> **Data for this task**

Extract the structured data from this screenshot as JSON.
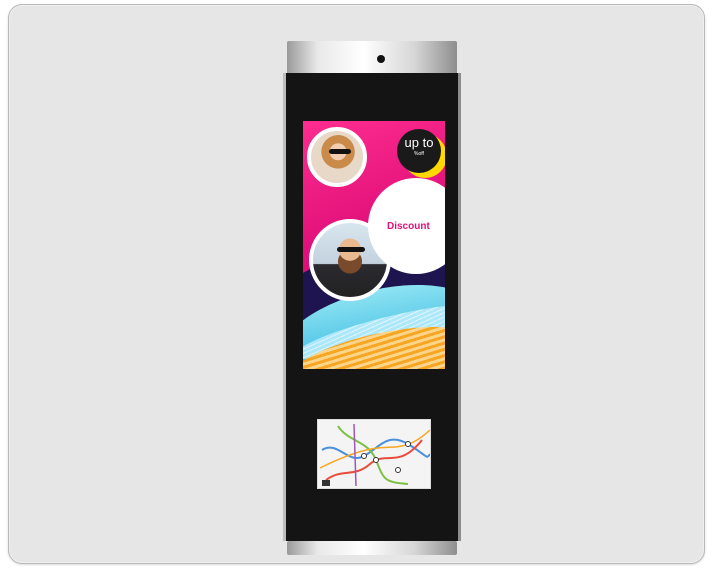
{
  "kiosk": {
    "screen": {
      "badge_main": "up to",
      "badge_sub": "%off",
      "discount_label": "Discount"
    },
    "map_label": "transit map"
  },
  "colors": {
    "background": "#e6e6e6",
    "screen_pink": "#e0107a",
    "accent_yellow": "#ffd800",
    "accent_blue": "#2aa3d8",
    "accent_orange": "#f6a623"
  }
}
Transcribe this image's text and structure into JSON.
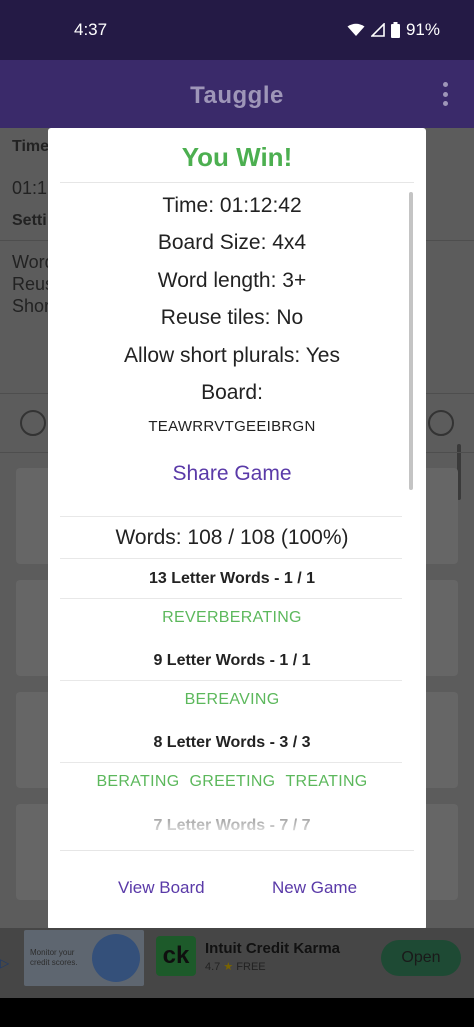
{
  "status_bar": {
    "time": "4:37",
    "battery": "91%"
  },
  "app_bar": {
    "title": "Tauggle"
  },
  "background": {
    "time_label": "Time",
    "time_value": "01:1",
    "settings_label": "Setti",
    "settings_lines": [
      "Word",
      "Reus",
      "Shor"
    ]
  },
  "dialog": {
    "title": "You Win!",
    "info": {
      "time": "Time: 01:12:42",
      "board_size": "Board Size: 4x4",
      "word_length": "Word length: 3+",
      "reuse_tiles": "Reuse tiles: No",
      "short_plurals": "Allow short plurals: Yes",
      "board_label": "Board:"
    },
    "board_letters": "TEAWRRVTGEEIBRGN",
    "share_label": "Share Game",
    "words_summary": "Words: 108 / 108 (100%)",
    "groups": [
      {
        "header": "13 Letter Words - 1 / 1",
        "words": [
          "REVERBERATING"
        ]
      },
      {
        "header": "9 Letter Words - 1 / 1",
        "words": [
          "BEREAVING"
        ]
      },
      {
        "header": "8 Letter Words - 3 / 3",
        "words": [
          "BERATING",
          "GREETING",
          "TREATING"
        ]
      },
      {
        "header": "7 Letter Words - 7 / 7",
        "words": []
      }
    ],
    "buttons": {
      "view_board": "View Board",
      "new_game": "New Game"
    }
  },
  "ad": {
    "image_text": "Monitor your credit scores.",
    "logo_text": "ck",
    "app_name": "Intuit Credit Karma",
    "rating": "4.7",
    "price": "FREE",
    "cta": "Open"
  }
}
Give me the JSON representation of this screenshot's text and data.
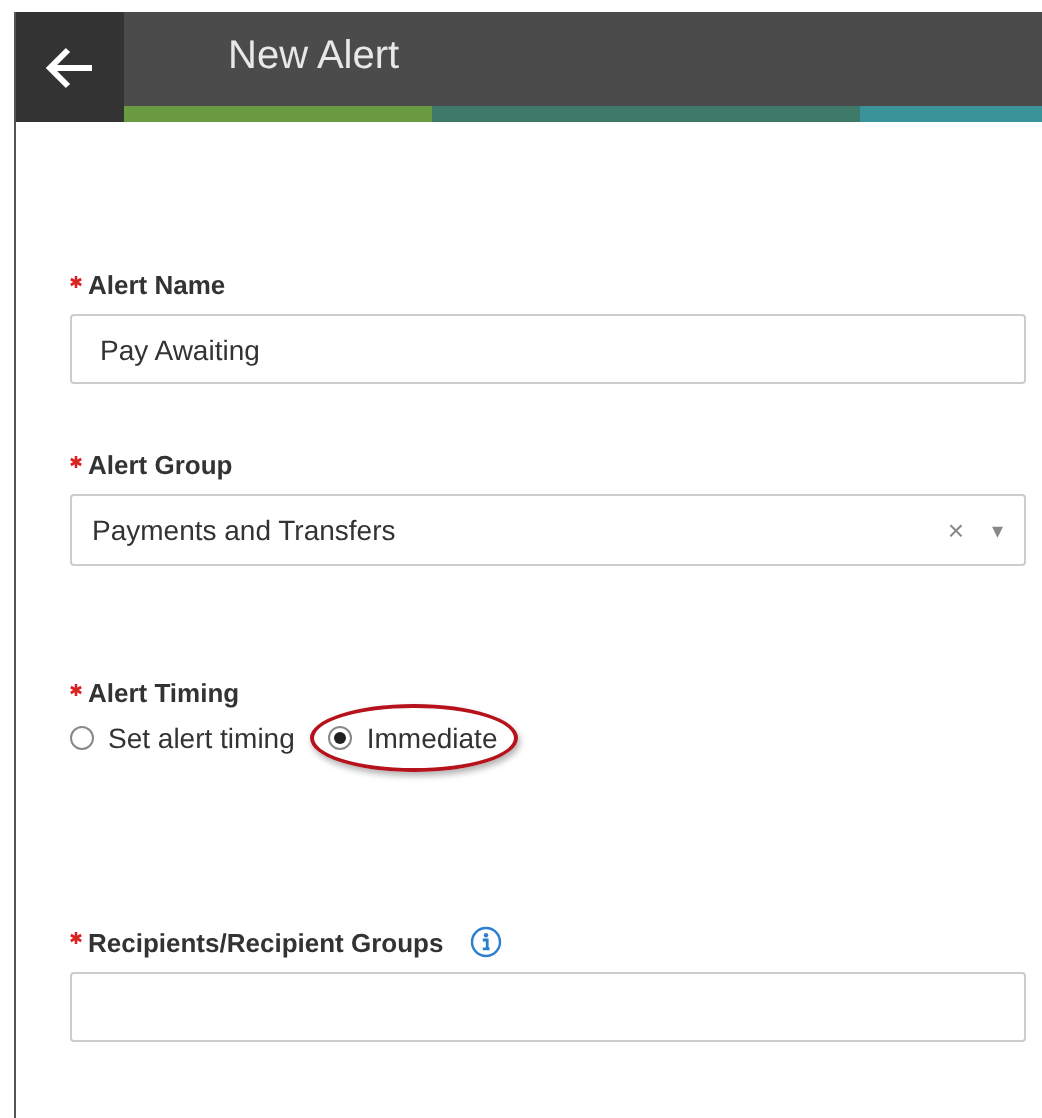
{
  "header": {
    "title": "New Alert"
  },
  "fields": [
    {
      "kind": "text",
      "label": "Alert Name",
      "required": true,
      "value": "Pay Awaiting"
    },
    {
      "kind": "select",
      "label": "Alert Group",
      "required": true,
      "value": "Payments and Transfers",
      "clear": "×",
      "caret": "▾"
    },
    {
      "kind": "radio",
      "label": "Alert Timing",
      "required": true,
      "options": [
        {
          "label": "Set alert timing",
          "selected": false,
          "highlighted": false
        },
        {
          "label": "Immediate",
          "selected": true,
          "highlighted": true
        }
      ]
    },
    {
      "kind": "text",
      "label": "Recipients/Recipient Groups",
      "required": true,
      "info": true
    }
  ]
}
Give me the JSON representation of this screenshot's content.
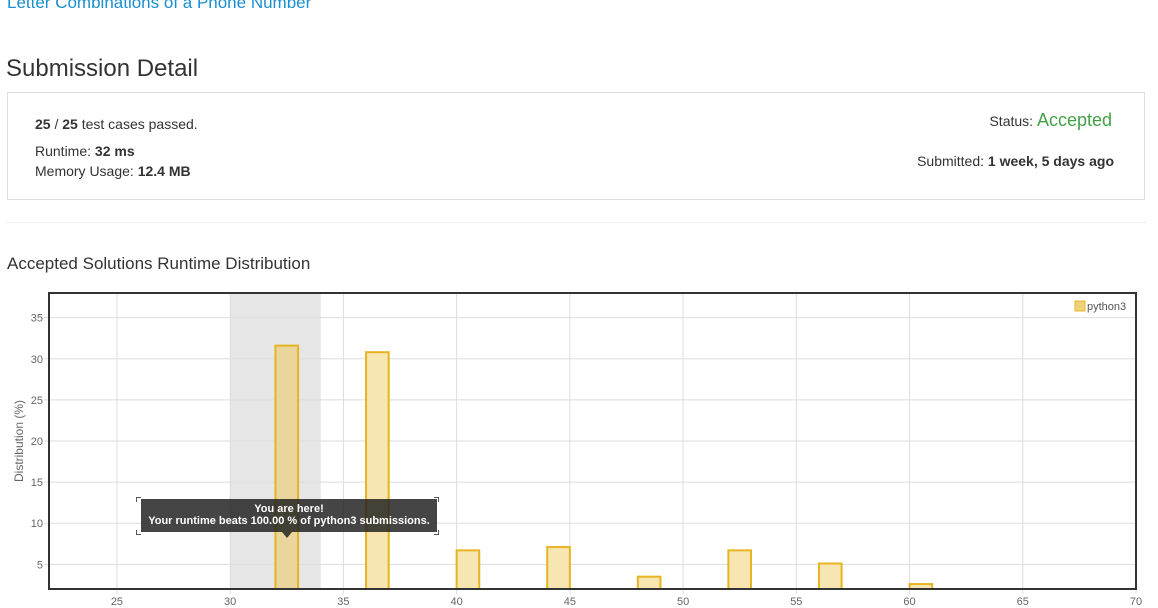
{
  "problem": {
    "title": "Letter Combinations of a Phone Number"
  },
  "page": {
    "title": "Submission Detail"
  },
  "submission": {
    "passed": "25",
    "sep": " / ",
    "total": "25",
    "passed_suffix": " test cases passed.",
    "runtime_label": "Runtime: ",
    "runtime": "32 ms",
    "memory_label": "Memory Usage: ",
    "memory": "12.4 MB",
    "status_label": "Status: ",
    "status": "Accepted",
    "submitted_label": "Submitted: ",
    "submitted": "1 week, 5 days ago"
  },
  "distribution": {
    "title": "Accepted Solutions Runtime Distribution"
  },
  "tooltip": {
    "line1": "You are here!",
    "line2": "Your runtime beats 100.00 % of python3 submissions."
  },
  "chart_data": {
    "type": "bar",
    "title": "",
    "xlabel": "",
    "ylabel": "Distribution (%)",
    "xlim": [
      22,
      70
    ],
    "ylim": [
      2,
      38
    ],
    "xticks": [
      25,
      30,
      35,
      40,
      45,
      50,
      55,
      60,
      65,
      70
    ],
    "yticks": [
      5,
      10,
      15,
      20,
      25,
      30,
      35
    ],
    "grid": true,
    "legend": "top-right",
    "highlight_range": [
      30,
      34
    ],
    "series": [
      {
        "name": "python3",
        "color": "#e6b422",
        "x": [
          32.5,
          36.5,
          40.5,
          44.5,
          48.5,
          52.5,
          56.5,
          60.5
        ],
        "values": [
          31.6,
          30.8,
          6.7,
          7.1,
          3.5,
          6.7,
          5.1,
          2.6
        ]
      }
    ]
  }
}
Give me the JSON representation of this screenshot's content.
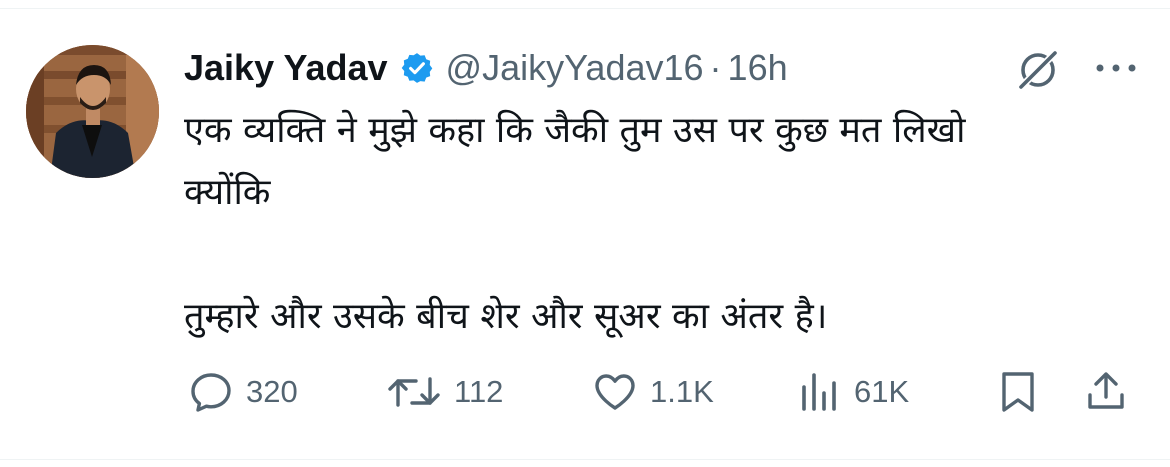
{
  "tweet": {
    "author_name": "Jaiky Yadav",
    "handle": "@JaikyYadav16",
    "separator": "·",
    "time": "16h",
    "text": "एक व्यक्ति ने मुझे कहा कि जैकी तुम उस पर कुछ मत लिखो\nक्योंकि\n\nतुम्हारे और उसके बीच शेर और सूअर का अंतर है।",
    "verified": true
  },
  "actions": {
    "reply_count": "320",
    "retweet_count": "112",
    "like_count": "1.1K",
    "views_count": "61K"
  },
  "icons": {
    "verified": "verified-badge-icon",
    "grok": "grok-icon",
    "more": "more-icon",
    "reply": "reply-icon",
    "retweet": "retweet-icon",
    "like": "heart-icon",
    "views": "views-icon",
    "bookmark": "bookmark-icon",
    "share": "share-icon"
  },
  "colors": {
    "text_primary": "#0f1419",
    "text_secondary": "#536471",
    "verified_blue": "#1d9bf0",
    "divider": "#eff3f4"
  }
}
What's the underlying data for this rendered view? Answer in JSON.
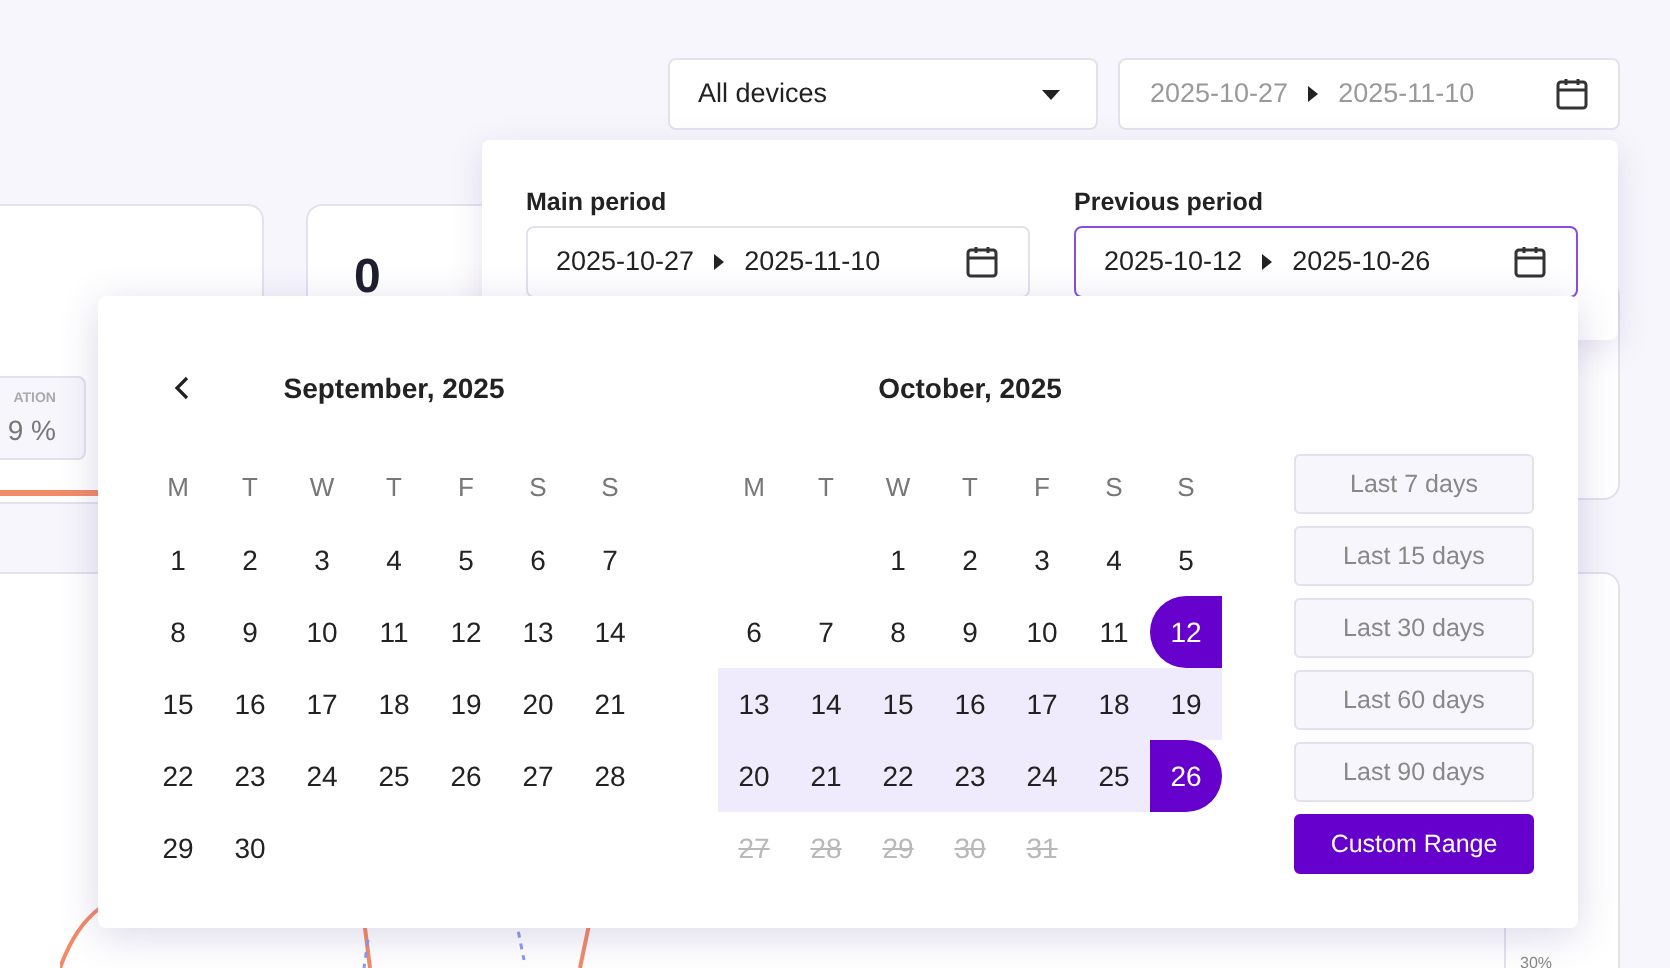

> **Objective**
Write every record out again exactly; no pictures belong in the copy.

> **Result of the exercise**
Extract the structured data from this screenshot as JSON.
{
  "kiosk": {
    "screen": {
      "badge_main": "up to",
      "badge_sub": "%off",
      "discount_label": "Discount"
    },
    "map_label": "transit map"
  },
  "colors": {
    "background": "#e6e6e6",
    "screen_pink": "#e0107a",
    "accent_yellow": "#ffd800",
    "accent_blue": "#2aa3d8",
    "accent_orange": "#f6a623"
  }
}
Transcribe this image's text and structure into JSON.
{
  "status_bar": {
    "time": "4:37",
    "battery": "91%"
  },
  "app_bar": {
    "title": "Tauggle"
  },
  "background": {
    "time_label": "Time",
    "time_value": "01:1",
    "settings_label": "Setti",
    "settings_lines": [
      "Word",
      "Reus",
      "Shor"
    ]
  },
  "dialog": {
    "title": "You Win!",
    "info": {
      "time": "Time: 01:12:42",
      "board_size": "Board Size: 4x4",
      "word_length": "Word length: 3+",
      "reuse_tiles": "Reuse tiles: No",
      "short_plurals": "Allow short plurals: Yes",
      "board_label": "Board:"
    },
    "board_letters": "TEAWRRVTGEEIBRGN",
    "share_label": "Share Game",
    "words_summary": "Words: 108 / 108 (100%)",
    "groups": [
      {
        "header": "13 Letter Words - 1 / 1",
        "words": [
          "REVERBERATING"
        ]
      },
      {
        "header": "9 Letter Words - 1 / 1",
        "words": [
          "BEREAVING"
        ]
      },
      {
        "header": "8 Letter Words - 3 / 3",
        "words": [
          "BERATING",
          "GREETING",
          "TREATING"
        ]
      },
      {
        "header": "7 Letter Words - 7 / 7",
        "words": []
      }
    ],
    "buttons": {
      "view_board": "View Board",
      "new_game": "New Game"
    }
  },
  "ad": {
    "image_text": "Monitor your credit scores.",
    "logo_text": "ck",
    "app_name": "Intuit Credit Karma",
    "rating": "4.7",
    "price": "FREE",
    "cta": "Open"
  }
}
Give me the JSON representation of this screenshot's text and data.
{
  "header": {
    "title": "New Alert"
  },
  "fields": [
    {
      "kind": "text",
      "label": "Alert Name",
      "required": true,
      "value": "Pay Awaiting"
    },
    {
      "kind": "select",
      "label": "Alert Group",
      "required": true,
      "value": "Payments and Transfers",
      "clear": "×",
      "caret": "▾"
    },
    {
      "kind": "radio",
      "label": "Alert Timing",
      "required": true,
      "options": [
        {
          "label": "Set alert timing",
          "selected": false,
          "highlighted": false
        },
        {
          "label": "Immediate",
          "selected": true,
          "highlighted": true
        }
      ]
    },
    {
      "kind": "text",
      "label": "Recipients/Recipient Groups",
      "required": true,
      "info": true
    }
  ]
}
Give me the JSON representation of this screenshot's content.
{
  "problem": {
    "title": "Letter Combinations of a Phone Number"
  },
  "page": {
    "title": "Submission Detail"
  },
  "submission": {
    "passed": "25",
    "sep": " / ",
    "total": "25",
    "passed_suffix": " test cases passed.",
    "runtime_label": "Runtime: ",
    "runtime": "32 ms",
    "memory_label": "Memory Usage: ",
    "memory": "12.4 MB",
    "status_label": "Status: ",
    "status": "Accepted",
    "submitted_label": "Submitted: ",
    "submitted": "1 week, 5 days ago"
  },
  "distribution": {
    "title": "Accepted Solutions Runtime Distribution"
  },
  "tooltip": {
    "line1": "You are here!",
    "line2": "Your runtime beats 100.00 % of python3 submissions."
  },
  "chart_data": {
    "type": "bar",
    "title": "",
    "xlabel": "",
    "ylabel": "Distribution (%)",
    "xlim": [
      22,
      70
    ],
    "ylim": [
      2,
      38
    ],
    "xticks": [
      25,
      30,
      35,
      40,
      45,
      50,
      55,
      60,
      65,
      70
    ],
    "yticks": [
      5,
      10,
      15,
      20,
      25,
      30,
      35
    ],
    "grid": true,
    "legend": "top-right",
    "highlight_range": [
      30,
      34
    ],
    "series": [
      {
        "name": "python3",
        "color": "#e6b422",
        "x": [
          32.5,
          36.5,
          40.5,
          44.5,
          48.5,
          52.5,
          56.5,
          60.5
        ],
        "values": [
          31.6,
          30.8,
          6.7,
          7.1,
          3.5,
          6.7,
          5.1,
          2.6
        ]
      }
    ]
  }
}
Give me the JSON representation of this screenshot's content.
{
  "tweet": {
    "author_name": "Jaiky Yadav",
    "handle": "@JaikyYadav16",
    "separator": "·",
    "time": "16h",
    "text": "एक व्यक्ति ने मुझे कहा कि जैकी तुम उस पर कुछ मत लिखो\nक्योंकि\n\nतुम्हारे और उसके बीच शेर और सूअर का अंतर है।",
    "verified": true
  },
  "actions": {
    "reply_count": "320",
    "retweet_count": "112",
    "like_count": "1.1K",
    "views_count": "61K"
  },
  "icons": {
    "verified": "verified-badge-icon",
    "grok": "grok-icon",
    "more": "more-icon",
    "reply": "reply-icon",
    "retweet": "retweet-icon",
    "like": "heart-icon",
    "views": "views-icon",
    "bookmark": "bookmark-icon",
    "share": "share-icon"
  },
  "colors": {
    "text_primary": "#0f1419",
    "text_secondary": "#536471",
    "verified_blue": "#1d9bf0",
    "divider": "#eff3f4"
  }
}
What's the underlying data for this rendered view? Answer in JSON.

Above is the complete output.